Registros de un conjunto de datos ▸
============================================================

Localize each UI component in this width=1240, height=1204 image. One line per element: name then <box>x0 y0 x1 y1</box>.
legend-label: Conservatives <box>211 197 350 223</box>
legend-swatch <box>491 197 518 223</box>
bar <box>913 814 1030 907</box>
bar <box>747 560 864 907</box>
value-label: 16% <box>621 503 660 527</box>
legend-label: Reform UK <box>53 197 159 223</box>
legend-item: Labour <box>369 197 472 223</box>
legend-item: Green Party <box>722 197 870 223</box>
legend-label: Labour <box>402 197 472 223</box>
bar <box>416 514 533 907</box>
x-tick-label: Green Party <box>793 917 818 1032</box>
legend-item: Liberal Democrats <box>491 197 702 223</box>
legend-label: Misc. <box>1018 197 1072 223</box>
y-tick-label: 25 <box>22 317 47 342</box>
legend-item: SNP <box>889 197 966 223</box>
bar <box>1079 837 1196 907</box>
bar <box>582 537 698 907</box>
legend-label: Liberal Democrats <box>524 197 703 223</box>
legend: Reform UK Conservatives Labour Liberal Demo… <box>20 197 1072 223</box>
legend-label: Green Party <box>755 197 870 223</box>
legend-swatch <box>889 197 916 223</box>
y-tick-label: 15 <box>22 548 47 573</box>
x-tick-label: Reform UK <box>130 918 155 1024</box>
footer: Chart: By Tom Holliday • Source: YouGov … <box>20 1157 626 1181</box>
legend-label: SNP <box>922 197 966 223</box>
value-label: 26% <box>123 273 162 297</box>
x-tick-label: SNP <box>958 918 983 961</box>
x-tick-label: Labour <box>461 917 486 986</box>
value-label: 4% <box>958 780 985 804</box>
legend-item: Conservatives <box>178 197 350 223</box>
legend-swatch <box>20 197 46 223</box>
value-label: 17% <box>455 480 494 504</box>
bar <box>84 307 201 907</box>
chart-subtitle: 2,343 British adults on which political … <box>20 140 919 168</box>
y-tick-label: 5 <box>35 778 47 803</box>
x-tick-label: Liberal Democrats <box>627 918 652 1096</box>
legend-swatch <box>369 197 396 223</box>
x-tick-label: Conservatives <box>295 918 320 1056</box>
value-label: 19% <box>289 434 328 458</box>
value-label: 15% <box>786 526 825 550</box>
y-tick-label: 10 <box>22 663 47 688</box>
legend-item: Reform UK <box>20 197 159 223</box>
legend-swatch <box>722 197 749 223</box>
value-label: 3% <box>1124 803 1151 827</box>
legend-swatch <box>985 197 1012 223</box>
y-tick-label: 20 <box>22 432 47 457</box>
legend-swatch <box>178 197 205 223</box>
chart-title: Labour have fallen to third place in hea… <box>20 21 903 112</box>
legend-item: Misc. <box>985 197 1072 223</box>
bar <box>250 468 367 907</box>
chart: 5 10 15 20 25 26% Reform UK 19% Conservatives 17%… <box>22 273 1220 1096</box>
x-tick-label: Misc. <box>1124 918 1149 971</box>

============================================================

Problema breve ▸
Duplica todos los registros anteriores, línea por línea, sin cambiar un solo carácter.

Solución del problema ▸
Localize each UI component in this width=1240, height=1204 image. One line per element: name then <box>x0 y0 x1 y1</box>.
legend-label: Conservatives <box>211 197 350 223</box>
legend-swatch <box>491 197 518 223</box>
bar <box>913 814 1030 907</box>
bar <box>747 560 864 907</box>
value-label: 16% <box>621 503 660 527</box>
legend-label: Reform UK <box>53 197 159 223</box>
legend-item: Labour <box>369 197 472 223</box>
legend-item: Green Party <box>722 197 870 223</box>
legend-label: Labour <box>402 197 472 223</box>
bar <box>416 514 533 907</box>
x-tick-label: Green Party <box>793 917 818 1032</box>
legend-item: Liberal Democrats <box>491 197 702 223</box>
legend-label: Misc. <box>1018 197 1072 223</box>
y-tick-label: 25 <box>22 317 47 342</box>
legend-item: SNP <box>889 197 966 223</box>
bar <box>1079 837 1196 907</box>
bar <box>582 537 698 907</box>
legend-label: Liberal Democrats <box>524 197 703 223</box>
legend: Reform UK Conservatives Labour Liberal Demo… <box>20 197 1072 223</box>
legend-label: Green Party <box>755 197 870 223</box>
legend-swatch <box>889 197 916 223</box>
y-tick-label: 15 <box>22 548 47 573</box>
x-tick-label: Reform UK <box>130 918 155 1024</box>
footer: Chart: By Tom Holliday • Source: YouGov … <box>20 1157 626 1181</box>
legend-label: SNP <box>922 197 966 223</box>
value-label: 26% <box>123 273 162 297</box>
x-tick-label: SNP <box>958 918 983 961</box>
x-tick-label: Labour <box>461 917 486 986</box>
value-label: 4% <box>958 780 985 804</box>
legend-item: Conservatives <box>178 197 350 223</box>
legend-swatch <box>20 197 46 223</box>
value-label: 17% <box>455 480 494 504</box>
bar <box>84 307 201 907</box>
chart-subtitle: 2,343 British adults on which political … <box>20 140 919 168</box>
y-tick-label: 5 <box>35 778 47 803</box>
x-tick-label: Liberal Democrats <box>627 918 652 1096</box>
legend-swatch <box>369 197 396 223</box>
x-tick-label: Conservatives <box>295 918 320 1056</box>
value-label: 19% <box>289 434 328 458</box>
value-label: 15% <box>786 526 825 550</box>
y-tick-label: 10 <box>22 663 47 688</box>
legend-item: Reform UK <box>20 197 159 223</box>
legend-swatch <box>722 197 749 223</box>
value-label: 3% <box>1124 803 1151 827</box>
legend-swatch <box>985 197 1012 223</box>
y-tick-label: 20 <box>22 432 47 457</box>
legend-swatch <box>178 197 205 223</box>
chart-title: Labour have fallen to third place in hea… <box>20 21 903 112</box>
legend-item: Misc. <box>985 197 1072 223</box>
bar <box>250 468 367 907</box>
chart: 5 10 15 20 25 26% Reform UK 19% Conservatives 17%… <box>22 273 1220 1096</box>
x-tick-label: Misc. <box>1124 918 1149 971</box>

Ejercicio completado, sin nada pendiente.